(Extracted records)

- - -

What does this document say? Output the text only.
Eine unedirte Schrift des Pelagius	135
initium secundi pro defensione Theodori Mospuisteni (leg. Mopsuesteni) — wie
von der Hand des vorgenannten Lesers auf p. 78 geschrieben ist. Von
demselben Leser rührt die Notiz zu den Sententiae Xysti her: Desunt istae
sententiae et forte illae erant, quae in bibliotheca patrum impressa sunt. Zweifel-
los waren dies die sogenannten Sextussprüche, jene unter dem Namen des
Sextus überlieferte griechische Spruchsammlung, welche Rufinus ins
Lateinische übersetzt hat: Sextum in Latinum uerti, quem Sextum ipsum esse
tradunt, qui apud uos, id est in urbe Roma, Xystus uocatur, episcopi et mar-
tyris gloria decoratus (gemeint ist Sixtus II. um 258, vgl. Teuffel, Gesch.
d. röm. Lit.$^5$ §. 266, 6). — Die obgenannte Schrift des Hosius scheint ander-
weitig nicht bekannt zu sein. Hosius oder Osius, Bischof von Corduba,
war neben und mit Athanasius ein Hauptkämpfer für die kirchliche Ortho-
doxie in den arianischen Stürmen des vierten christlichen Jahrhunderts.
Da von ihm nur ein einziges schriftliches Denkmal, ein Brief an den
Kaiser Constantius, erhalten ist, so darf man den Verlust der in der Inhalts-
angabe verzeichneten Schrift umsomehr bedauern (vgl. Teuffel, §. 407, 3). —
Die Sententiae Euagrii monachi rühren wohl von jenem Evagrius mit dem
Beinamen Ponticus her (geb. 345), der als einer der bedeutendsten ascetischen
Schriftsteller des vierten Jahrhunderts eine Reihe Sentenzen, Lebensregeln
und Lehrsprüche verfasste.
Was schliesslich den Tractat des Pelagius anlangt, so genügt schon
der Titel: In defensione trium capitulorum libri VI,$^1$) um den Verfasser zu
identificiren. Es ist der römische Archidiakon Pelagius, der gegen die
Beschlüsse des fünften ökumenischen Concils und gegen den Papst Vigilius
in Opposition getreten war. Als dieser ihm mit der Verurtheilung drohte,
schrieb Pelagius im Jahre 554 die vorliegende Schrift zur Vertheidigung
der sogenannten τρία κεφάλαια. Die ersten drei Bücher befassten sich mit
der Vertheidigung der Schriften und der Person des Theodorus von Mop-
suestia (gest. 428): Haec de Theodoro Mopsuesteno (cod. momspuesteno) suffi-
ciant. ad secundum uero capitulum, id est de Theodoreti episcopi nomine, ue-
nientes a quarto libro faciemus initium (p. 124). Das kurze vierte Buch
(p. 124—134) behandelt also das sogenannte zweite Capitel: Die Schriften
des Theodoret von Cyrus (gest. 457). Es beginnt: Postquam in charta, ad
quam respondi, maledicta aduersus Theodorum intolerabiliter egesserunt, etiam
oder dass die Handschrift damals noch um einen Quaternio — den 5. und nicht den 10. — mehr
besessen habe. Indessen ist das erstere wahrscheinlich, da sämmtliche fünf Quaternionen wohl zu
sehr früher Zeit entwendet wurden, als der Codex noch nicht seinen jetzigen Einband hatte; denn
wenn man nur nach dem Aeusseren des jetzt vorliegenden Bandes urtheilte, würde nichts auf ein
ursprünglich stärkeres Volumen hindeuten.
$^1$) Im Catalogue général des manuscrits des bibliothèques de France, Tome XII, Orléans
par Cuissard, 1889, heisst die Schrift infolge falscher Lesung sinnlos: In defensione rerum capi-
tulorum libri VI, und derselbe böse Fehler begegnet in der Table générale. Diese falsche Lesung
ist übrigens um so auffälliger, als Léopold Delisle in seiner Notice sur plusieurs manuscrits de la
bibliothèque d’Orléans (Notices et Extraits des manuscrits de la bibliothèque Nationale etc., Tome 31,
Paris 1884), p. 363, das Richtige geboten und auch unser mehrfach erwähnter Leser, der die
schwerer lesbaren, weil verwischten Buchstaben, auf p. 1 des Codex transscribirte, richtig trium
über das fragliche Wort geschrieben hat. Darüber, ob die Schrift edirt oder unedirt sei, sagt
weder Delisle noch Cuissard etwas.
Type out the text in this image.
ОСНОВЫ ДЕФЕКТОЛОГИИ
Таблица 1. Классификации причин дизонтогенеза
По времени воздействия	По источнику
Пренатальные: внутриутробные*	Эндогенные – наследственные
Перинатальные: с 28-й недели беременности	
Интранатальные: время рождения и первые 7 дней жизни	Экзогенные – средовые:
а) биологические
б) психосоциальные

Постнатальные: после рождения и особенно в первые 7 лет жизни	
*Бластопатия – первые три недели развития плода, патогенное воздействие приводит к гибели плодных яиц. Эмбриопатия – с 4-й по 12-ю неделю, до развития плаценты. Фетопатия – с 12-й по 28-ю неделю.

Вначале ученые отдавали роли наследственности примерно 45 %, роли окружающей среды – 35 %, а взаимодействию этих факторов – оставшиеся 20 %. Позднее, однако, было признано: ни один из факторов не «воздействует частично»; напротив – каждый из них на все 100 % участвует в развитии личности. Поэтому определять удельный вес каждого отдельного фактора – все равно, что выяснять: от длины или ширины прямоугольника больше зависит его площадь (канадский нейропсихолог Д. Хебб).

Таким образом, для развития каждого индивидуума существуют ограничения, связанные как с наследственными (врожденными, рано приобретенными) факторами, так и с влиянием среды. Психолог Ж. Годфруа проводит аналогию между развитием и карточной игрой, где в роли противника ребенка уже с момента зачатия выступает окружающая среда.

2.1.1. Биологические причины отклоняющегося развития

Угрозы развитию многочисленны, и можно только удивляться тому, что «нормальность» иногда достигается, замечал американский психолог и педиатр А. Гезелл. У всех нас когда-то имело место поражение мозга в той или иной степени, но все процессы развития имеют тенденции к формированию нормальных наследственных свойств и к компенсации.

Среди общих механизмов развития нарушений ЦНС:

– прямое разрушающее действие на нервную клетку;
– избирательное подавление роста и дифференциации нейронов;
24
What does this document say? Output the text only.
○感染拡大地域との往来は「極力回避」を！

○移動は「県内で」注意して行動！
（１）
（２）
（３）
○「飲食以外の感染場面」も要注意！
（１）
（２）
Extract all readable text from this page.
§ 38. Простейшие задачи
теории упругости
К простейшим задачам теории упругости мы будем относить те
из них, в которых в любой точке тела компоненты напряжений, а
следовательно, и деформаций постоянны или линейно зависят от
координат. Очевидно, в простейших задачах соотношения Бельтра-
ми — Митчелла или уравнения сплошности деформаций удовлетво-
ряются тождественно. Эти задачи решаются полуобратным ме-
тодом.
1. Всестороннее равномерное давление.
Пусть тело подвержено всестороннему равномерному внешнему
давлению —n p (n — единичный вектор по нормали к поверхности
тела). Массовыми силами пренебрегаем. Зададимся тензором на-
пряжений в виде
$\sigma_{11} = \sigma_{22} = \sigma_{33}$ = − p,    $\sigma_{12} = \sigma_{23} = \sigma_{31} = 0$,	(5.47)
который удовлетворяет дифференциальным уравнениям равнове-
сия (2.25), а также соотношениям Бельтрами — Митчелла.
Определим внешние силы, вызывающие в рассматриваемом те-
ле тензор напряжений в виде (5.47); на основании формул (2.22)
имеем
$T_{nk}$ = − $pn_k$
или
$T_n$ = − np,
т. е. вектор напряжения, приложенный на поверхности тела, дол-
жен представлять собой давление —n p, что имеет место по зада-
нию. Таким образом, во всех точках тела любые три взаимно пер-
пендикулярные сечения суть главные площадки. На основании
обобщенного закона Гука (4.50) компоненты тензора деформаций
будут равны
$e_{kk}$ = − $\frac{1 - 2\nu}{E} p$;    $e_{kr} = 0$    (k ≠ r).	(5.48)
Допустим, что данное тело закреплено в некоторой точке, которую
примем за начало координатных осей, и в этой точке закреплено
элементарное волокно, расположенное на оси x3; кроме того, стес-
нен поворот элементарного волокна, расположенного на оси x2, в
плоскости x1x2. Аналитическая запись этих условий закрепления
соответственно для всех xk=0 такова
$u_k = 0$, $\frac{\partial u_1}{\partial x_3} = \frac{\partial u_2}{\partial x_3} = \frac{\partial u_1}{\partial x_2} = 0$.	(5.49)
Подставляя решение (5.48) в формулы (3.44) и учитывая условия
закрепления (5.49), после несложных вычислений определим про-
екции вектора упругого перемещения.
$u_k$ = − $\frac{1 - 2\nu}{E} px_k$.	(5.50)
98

- - -

**Work to be completed**:
Check the data for the word "роли" and pull out the lines that have it.

**Task answer**:
Вначале ученые отдавали роли наследственности примерно 45 %, роли окружающей среды – 35 %, а взаимодействию этих факторов – оставшиеся 20 %. Позднее, однако, было признано: ни один из факторов не «воздействует частично»; напротив – каждый из них на все 100 % участвует в развитии личности. Поэтому определять удельный вес каждого отдельного фактора – все равно, что выяснять: от длины или ширины прямоугольника больше зависит его площадь (канадский нейропсихолог Д. Хебб).
Таким образом, для развития каждого индивидуума существуют ограничения, связанные как с наследственными (врожденными, рано приобретенными) факторами, так и с влиянием среды. Психолог Ж. Годфруа проводит аналогию между развитием и карточной игрой, где в роли противника ребенка уже с момента зачатия выступает окружающая среда.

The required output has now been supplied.